### DATA
- - -
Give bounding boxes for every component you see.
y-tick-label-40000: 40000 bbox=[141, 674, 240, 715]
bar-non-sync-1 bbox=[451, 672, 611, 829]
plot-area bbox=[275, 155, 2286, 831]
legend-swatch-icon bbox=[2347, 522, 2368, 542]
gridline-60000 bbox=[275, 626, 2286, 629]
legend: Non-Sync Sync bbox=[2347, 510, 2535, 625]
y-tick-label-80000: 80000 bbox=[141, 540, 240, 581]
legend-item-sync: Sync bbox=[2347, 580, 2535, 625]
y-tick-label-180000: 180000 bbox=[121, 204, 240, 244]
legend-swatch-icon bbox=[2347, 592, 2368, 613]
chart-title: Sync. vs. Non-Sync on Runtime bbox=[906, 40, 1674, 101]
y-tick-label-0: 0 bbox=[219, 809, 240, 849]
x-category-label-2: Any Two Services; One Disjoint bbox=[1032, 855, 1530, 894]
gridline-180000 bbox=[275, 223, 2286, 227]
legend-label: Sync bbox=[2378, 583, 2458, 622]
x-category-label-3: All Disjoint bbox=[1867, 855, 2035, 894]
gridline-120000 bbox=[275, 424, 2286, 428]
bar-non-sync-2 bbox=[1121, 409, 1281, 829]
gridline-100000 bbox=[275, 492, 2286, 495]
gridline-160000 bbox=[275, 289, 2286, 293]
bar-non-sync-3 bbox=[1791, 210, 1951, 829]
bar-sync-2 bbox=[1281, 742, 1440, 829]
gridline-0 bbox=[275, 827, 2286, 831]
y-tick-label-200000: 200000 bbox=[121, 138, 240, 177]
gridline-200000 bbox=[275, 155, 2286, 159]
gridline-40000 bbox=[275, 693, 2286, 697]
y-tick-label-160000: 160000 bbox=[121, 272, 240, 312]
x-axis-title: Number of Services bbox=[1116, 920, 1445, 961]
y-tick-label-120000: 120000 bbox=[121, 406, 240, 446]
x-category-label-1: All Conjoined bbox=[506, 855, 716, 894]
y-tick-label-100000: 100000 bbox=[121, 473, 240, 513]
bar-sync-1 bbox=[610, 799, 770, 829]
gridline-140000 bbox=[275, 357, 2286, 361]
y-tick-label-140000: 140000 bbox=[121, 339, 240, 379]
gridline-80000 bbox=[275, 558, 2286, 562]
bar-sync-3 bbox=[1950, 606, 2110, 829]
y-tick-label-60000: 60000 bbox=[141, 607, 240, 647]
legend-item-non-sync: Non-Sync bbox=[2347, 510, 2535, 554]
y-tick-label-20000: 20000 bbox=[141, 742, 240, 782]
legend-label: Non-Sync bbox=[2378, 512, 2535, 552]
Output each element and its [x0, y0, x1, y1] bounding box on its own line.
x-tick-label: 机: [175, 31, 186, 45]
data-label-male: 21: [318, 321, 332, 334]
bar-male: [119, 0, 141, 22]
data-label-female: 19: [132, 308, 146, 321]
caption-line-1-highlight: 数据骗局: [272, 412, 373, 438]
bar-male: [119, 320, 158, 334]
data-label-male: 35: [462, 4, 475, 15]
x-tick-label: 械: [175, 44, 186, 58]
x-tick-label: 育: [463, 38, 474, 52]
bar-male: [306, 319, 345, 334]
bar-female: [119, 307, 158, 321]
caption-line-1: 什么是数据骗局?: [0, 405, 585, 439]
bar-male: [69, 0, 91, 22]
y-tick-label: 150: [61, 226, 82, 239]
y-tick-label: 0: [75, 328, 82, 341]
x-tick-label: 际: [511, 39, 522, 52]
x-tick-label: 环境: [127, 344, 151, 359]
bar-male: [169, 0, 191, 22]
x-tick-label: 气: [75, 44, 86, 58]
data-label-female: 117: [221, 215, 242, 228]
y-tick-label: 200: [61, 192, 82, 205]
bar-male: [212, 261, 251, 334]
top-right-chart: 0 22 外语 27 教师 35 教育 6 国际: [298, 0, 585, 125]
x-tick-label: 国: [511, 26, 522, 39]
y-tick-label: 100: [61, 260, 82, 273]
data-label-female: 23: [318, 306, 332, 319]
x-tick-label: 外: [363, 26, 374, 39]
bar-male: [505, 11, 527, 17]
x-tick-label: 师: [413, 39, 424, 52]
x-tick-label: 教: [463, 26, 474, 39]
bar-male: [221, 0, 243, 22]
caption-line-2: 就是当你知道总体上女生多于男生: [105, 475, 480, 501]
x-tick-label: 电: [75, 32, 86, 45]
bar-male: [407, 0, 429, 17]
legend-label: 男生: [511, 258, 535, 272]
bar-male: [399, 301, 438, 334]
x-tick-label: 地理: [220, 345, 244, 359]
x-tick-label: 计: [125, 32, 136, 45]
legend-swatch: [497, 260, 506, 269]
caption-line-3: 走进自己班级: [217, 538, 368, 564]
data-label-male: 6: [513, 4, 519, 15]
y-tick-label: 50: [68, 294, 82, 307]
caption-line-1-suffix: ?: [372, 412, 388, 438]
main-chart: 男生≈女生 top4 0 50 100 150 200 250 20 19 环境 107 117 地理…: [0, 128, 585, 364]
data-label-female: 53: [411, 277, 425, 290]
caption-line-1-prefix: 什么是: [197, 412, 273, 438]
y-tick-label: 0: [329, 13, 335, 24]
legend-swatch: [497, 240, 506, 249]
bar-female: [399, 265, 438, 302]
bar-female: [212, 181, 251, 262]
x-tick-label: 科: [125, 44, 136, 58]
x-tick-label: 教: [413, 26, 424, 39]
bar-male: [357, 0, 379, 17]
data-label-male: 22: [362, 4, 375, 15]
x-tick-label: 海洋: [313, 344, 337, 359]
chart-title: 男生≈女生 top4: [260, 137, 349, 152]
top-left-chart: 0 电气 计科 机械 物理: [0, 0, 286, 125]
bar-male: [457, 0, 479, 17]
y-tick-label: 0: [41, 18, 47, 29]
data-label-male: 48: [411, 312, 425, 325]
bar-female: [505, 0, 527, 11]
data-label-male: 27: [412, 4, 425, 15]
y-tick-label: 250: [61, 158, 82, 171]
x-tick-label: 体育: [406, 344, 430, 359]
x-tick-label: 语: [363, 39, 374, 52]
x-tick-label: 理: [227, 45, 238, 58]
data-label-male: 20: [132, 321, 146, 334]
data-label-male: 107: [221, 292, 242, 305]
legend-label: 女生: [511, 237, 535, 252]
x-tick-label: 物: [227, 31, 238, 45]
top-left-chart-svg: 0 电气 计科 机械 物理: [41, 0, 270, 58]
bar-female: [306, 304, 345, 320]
- - -
### EXERCISE
Reproduce the entire listing above word for word, keeping every line in its original order.

### OUTPUT FOR THIS TASK
Give bounding boxes for every component you see.
y-tick-label-40000: 40000 bbox=[141, 674, 240, 715]
bar-non-sync-1 bbox=[451, 672, 611, 829]
plot-area bbox=[275, 155, 2286, 831]
legend-swatch-icon bbox=[2347, 522, 2368, 542]
gridline-60000 bbox=[275, 626, 2286, 629]
legend: Non-Sync Sync bbox=[2347, 510, 2535, 625]
y-tick-label-80000: 80000 bbox=[141, 540, 240, 581]
legend-item-sync: Sync bbox=[2347, 580, 2535, 625]
y-tick-label-180000: 180000 bbox=[121, 204, 240, 244]
legend-swatch-icon bbox=[2347, 592, 2368, 613]
chart-title: Sync. vs. Non-Sync on Runtime bbox=[906, 40, 1674, 101]
y-tick-label-0: 0 bbox=[219, 809, 240, 849]
x-category-label-2: Any Two Services; One Disjoint bbox=[1032, 855, 1530, 894]
gridline-180000 bbox=[275, 223, 2286, 227]
legend-label: Sync bbox=[2378, 583, 2458, 622]
x-category-label-3: All Disjoint bbox=[1867, 855, 2035, 894]
gridline-120000 bbox=[275, 424, 2286, 428]
bar-non-sync-2 bbox=[1121, 409, 1281, 829]
gridline-100000 bbox=[275, 492, 2286, 495]
gridline-160000 bbox=[275, 289, 2286, 293]
bar-non-sync-3 bbox=[1791, 210, 1951, 829]
bar-sync-2 bbox=[1281, 742, 1440, 829]
gridline-0 bbox=[275, 827, 2286, 831]
y-tick-label-200000: 200000 bbox=[121, 138, 240, 177]
gridline-200000 bbox=[275, 155, 2286, 159]
gridline-40000 bbox=[275, 693, 2286, 697]
y-tick-label-160000: 160000 bbox=[121, 272, 240, 312]
x-axis-title: Number of Services bbox=[1116, 920, 1445, 961]
y-tick-label-120000: 120000 bbox=[121, 406, 240, 446]
x-category-label-1: All Conjoined bbox=[506, 855, 716, 894]
y-tick-label-100000: 100000 bbox=[121, 473, 240, 513]
bar-sync-1 bbox=[610, 799, 770, 829]
gridline-140000 bbox=[275, 357, 2286, 361]
y-tick-label-140000: 140000 bbox=[121, 339, 240, 379]
gridline-80000 bbox=[275, 558, 2286, 562]
bar-sync-3 bbox=[1950, 606, 2110, 829]
y-tick-label-60000: 60000 bbox=[141, 607, 240, 647]
legend-item-non-sync: Non-Sync bbox=[2347, 510, 2535, 554]
y-tick-label-20000: 20000 bbox=[141, 742, 240, 782]
legend-label: Non-Sync bbox=[2378, 512, 2535, 552]
Output each element and its [x0, y0, x1, y1] bounding box on its own line.
x-tick-label: 机: [175, 31, 186, 45]
data-label-male: 21: [318, 321, 332, 334]
bar-male: [119, 0, 141, 22]
data-label-female: 19: [132, 308, 146, 321]
caption-line-1-highlight: 数据骗局: [272, 412, 373, 438]
bar-male: [119, 320, 158, 334]
data-label-male: 35: [462, 4, 475, 15]
x-tick-label: 械: [175, 44, 186, 58]
x-tick-label: 育: [463, 38, 474, 52]
bar-male: [306, 319, 345, 334]
bar-female: [119, 307, 158, 321]
caption-line-1: 什么是数据骗局?: [0, 405, 585, 439]
bar-male: [69, 0, 91, 22]
y-tick-label: 150: [61, 226, 82, 239]
y-tick-label: 0: [75, 328, 82, 341]
x-tick-label: 际: [511, 39, 522, 52]
x-tick-label: 环境: [127, 344, 151, 359]
bar-male: [169, 0, 191, 22]
x-tick-label: 气: [75, 44, 86, 58]
data-label-female: 117: [221, 215, 242, 228]
y-tick-label: 200: [61, 192, 82, 205]
bar-male: [212, 261, 251, 334]
top-right-chart: 0 22 外语 27 教师 35 教育 6 国际: [298, 0, 585, 125]
x-tick-label: 国: [511, 26, 522, 39]
y-tick-label: 100: [61, 260, 82, 273]
data-label-female: 23: [318, 306, 332, 319]
x-tick-label: 外: [363, 26, 374, 39]
bar-male: [505, 11, 527, 17]
x-tick-label: 师: [413, 39, 424, 52]
x-tick-label: 教: [463, 26, 474, 39]
bar-male: [221, 0, 243, 22]
caption-line-2: 就是当你知道总体上女生多于男生: [105, 475, 480, 501]
x-tick-label: 电: [75, 32, 86, 45]
bar-male: [407, 0, 429, 17]
legend-label: 男生: [511, 258, 535, 272]
bar-male: [399, 301, 438, 334]
x-tick-label: 地理: [220, 345, 244, 359]
x-tick-label: 计: [125, 32, 136, 45]
legend-swatch: [497, 260, 506, 269]
caption-line-3: 走进自己班级: [217, 538, 368, 564]
data-label-male: 6: [513, 4, 519, 15]
y-tick-label: 50: [68, 294, 82, 307]
caption-line-1-suffix: ?: [372, 412, 388, 438]
main-chart: 男生≈女生 top4 0 50 100 150 200 250 20 19 环境 107 117 地理…: [0, 128, 585, 364]
data-label-female: 53: [411, 277, 425, 290]
caption-line-1-prefix: 什么是: [197, 412, 273, 438]
y-tick-label: 0: [329, 13, 335, 24]
legend-swatch: [497, 240, 506, 249]
bar-female: [399, 265, 438, 302]
bar-female: [212, 181, 251, 262]
x-tick-label: 科: [125, 44, 136, 58]
x-tick-label: 教: [413, 26, 424, 39]
bar-male: [357, 0, 379, 17]
data-label-male: 22: [362, 4, 375, 15]
x-tick-label: 海洋: [313, 344, 337, 359]
chart-title: 男生≈女生 top4: [260, 137, 349, 152]
top-left-chart: 0 电气 计科 机械 物理: [0, 0, 286, 125]
bar-male: [457, 0, 479, 17]
y-tick-label: 0: [41, 18, 47, 29]
data-label-male: 48: [411, 312, 425, 325]
bar-female: [505, 0, 527, 11]
data-label-male: 27: [412, 4, 425, 15]
y-tick-label: 250: [61, 158, 82, 171]
x-tick-label: 体育: [406, 344, 430, 359]
x-tick-label: 语: [363, 39, 374, 52]
x-tick-label: 理: [227, 45, 238, 58]
data-label-male: 20: [132, 321, 146, 334]
data-label-male: 107: [221, 292, 242, 305]
legend-label: 女生: [511, 237, 535, 252]
x-tick-label: 物: [227, 31, 238, 45]
top-left-chart-svg: 0 电气 计科 机械 物理: [41, 0, 270, 58]
bar-female: [306, 304, 345, 320]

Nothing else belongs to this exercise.